* _What to work on_
Wherever "this" appears in a line, list that line.

***** Records provided *****

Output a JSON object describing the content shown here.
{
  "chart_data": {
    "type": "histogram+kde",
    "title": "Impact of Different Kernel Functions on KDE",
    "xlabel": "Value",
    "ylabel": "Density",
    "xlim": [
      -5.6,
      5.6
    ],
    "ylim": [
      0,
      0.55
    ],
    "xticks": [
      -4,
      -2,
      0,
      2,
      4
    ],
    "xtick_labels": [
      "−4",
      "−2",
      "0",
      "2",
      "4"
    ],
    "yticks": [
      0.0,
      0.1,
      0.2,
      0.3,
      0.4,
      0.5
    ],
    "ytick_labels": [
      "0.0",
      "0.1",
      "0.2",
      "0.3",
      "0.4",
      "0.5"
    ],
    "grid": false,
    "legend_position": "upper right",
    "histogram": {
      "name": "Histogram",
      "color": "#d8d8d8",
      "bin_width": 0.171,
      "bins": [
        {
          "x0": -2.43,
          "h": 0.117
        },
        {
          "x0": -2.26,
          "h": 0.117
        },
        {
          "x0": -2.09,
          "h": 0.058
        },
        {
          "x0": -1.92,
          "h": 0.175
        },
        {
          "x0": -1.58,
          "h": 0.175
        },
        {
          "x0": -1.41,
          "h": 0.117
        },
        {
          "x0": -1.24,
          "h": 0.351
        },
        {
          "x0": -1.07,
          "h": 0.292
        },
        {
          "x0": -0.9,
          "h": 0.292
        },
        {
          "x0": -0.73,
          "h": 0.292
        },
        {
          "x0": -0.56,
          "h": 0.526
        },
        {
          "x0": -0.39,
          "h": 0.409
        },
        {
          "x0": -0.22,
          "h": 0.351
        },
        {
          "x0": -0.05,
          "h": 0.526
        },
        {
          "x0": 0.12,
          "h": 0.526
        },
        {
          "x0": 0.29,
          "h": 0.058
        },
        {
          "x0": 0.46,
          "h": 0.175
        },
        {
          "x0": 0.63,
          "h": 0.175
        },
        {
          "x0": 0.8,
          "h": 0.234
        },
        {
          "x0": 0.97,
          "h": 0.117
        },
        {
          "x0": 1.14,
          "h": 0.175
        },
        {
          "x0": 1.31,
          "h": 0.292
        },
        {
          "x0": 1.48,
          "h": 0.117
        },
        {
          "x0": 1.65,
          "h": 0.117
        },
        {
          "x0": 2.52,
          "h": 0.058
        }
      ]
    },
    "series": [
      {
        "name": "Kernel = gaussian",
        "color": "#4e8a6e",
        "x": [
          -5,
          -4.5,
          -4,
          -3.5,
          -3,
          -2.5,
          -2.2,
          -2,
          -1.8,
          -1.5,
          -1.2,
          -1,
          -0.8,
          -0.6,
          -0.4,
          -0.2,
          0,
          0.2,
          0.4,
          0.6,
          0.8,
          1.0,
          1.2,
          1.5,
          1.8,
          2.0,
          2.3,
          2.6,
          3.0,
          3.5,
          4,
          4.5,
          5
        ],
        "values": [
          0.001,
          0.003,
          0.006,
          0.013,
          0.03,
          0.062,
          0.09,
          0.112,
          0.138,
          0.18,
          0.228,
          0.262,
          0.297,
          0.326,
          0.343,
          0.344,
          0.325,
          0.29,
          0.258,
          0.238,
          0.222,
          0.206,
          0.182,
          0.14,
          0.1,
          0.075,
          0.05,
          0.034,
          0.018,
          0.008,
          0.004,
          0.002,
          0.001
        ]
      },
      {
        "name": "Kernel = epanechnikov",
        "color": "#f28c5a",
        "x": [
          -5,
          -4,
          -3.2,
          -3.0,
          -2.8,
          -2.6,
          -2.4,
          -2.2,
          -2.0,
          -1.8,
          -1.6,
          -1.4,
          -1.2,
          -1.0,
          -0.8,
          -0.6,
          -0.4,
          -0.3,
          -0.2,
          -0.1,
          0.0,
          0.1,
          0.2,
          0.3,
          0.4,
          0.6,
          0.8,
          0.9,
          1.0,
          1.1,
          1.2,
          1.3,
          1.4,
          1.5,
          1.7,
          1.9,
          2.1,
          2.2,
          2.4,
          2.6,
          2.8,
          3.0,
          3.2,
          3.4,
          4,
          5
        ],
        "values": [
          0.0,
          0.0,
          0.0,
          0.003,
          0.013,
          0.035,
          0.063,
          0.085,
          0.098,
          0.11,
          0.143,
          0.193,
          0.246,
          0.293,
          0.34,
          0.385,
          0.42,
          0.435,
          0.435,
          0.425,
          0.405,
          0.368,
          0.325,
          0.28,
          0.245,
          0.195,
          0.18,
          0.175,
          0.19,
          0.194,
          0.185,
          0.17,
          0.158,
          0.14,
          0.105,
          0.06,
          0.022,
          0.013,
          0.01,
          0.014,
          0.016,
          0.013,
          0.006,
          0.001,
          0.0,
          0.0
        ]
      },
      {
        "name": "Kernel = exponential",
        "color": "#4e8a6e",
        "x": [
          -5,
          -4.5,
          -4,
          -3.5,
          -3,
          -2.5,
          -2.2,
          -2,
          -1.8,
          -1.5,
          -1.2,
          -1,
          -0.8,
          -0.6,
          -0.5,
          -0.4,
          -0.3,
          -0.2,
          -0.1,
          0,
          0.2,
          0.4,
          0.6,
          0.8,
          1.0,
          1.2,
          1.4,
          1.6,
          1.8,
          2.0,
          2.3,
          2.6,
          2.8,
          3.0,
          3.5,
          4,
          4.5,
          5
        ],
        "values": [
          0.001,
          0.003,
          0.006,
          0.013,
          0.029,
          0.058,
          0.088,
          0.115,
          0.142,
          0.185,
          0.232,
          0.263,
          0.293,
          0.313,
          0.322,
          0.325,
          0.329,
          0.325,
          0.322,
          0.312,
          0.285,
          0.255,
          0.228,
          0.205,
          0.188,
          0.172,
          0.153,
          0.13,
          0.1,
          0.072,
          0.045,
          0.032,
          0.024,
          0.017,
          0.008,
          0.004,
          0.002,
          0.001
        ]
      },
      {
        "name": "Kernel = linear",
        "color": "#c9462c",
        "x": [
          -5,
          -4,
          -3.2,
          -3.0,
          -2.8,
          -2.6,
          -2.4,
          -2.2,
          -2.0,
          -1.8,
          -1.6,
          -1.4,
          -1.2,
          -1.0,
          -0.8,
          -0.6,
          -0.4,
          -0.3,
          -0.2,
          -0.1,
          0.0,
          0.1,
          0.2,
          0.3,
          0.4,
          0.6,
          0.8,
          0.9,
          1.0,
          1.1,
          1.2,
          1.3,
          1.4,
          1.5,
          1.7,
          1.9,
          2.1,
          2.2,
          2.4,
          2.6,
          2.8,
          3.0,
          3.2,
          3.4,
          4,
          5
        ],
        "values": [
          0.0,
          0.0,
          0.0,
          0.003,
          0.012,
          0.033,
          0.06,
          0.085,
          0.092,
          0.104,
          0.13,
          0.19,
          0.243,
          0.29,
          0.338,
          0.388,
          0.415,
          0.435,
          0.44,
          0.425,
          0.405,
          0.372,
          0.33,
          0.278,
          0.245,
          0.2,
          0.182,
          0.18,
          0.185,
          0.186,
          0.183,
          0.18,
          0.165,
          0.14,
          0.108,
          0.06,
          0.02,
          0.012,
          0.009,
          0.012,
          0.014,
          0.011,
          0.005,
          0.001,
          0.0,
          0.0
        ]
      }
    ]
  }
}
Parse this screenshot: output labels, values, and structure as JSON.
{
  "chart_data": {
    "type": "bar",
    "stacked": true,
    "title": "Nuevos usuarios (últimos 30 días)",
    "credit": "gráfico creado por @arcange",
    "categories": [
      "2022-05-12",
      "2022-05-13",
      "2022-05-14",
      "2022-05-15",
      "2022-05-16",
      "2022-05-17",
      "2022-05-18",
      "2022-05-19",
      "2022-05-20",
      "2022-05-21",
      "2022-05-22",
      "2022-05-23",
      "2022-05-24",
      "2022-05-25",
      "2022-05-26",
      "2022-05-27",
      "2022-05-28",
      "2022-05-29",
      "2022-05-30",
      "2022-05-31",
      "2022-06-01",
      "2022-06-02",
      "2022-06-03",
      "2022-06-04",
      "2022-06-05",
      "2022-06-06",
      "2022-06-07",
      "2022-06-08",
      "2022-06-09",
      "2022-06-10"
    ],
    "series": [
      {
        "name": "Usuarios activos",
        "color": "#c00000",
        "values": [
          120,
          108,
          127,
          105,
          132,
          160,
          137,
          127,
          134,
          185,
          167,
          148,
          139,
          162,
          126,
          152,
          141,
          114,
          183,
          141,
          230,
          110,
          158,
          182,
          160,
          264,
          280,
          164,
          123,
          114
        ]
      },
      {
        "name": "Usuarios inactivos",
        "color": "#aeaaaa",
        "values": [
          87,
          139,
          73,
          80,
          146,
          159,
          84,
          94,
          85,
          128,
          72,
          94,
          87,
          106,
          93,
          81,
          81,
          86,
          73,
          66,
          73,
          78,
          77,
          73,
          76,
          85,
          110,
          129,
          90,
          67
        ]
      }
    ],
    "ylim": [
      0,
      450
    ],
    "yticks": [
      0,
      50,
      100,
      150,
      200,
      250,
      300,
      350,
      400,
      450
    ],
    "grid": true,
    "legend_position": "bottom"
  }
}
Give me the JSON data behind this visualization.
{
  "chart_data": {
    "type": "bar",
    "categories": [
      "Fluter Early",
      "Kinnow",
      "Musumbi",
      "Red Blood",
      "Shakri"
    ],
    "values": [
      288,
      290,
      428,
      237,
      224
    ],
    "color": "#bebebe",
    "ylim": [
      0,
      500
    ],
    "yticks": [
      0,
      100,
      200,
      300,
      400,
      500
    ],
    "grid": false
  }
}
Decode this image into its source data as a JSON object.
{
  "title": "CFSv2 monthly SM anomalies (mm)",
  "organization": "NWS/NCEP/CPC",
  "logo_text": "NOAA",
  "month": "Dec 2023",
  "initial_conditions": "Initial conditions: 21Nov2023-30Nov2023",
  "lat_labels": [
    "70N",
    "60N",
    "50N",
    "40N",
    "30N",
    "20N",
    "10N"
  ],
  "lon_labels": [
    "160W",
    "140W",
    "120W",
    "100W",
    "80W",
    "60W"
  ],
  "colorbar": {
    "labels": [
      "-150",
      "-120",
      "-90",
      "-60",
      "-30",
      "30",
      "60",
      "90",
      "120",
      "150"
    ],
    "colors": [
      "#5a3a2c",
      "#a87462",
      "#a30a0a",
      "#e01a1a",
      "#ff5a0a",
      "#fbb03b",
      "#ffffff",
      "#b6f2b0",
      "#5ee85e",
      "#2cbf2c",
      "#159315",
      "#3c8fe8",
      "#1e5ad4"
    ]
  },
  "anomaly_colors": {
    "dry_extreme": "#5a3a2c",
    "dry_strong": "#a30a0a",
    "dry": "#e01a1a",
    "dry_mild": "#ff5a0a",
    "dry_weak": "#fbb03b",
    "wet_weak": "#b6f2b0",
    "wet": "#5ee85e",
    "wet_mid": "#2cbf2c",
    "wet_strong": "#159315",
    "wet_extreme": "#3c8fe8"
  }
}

*****

* _Written solution_
Parse this screenshot: output labels, values, and structure as JSON.
Give me the JSON data behind this visualization.
Decode this image into its source data as a JSON object.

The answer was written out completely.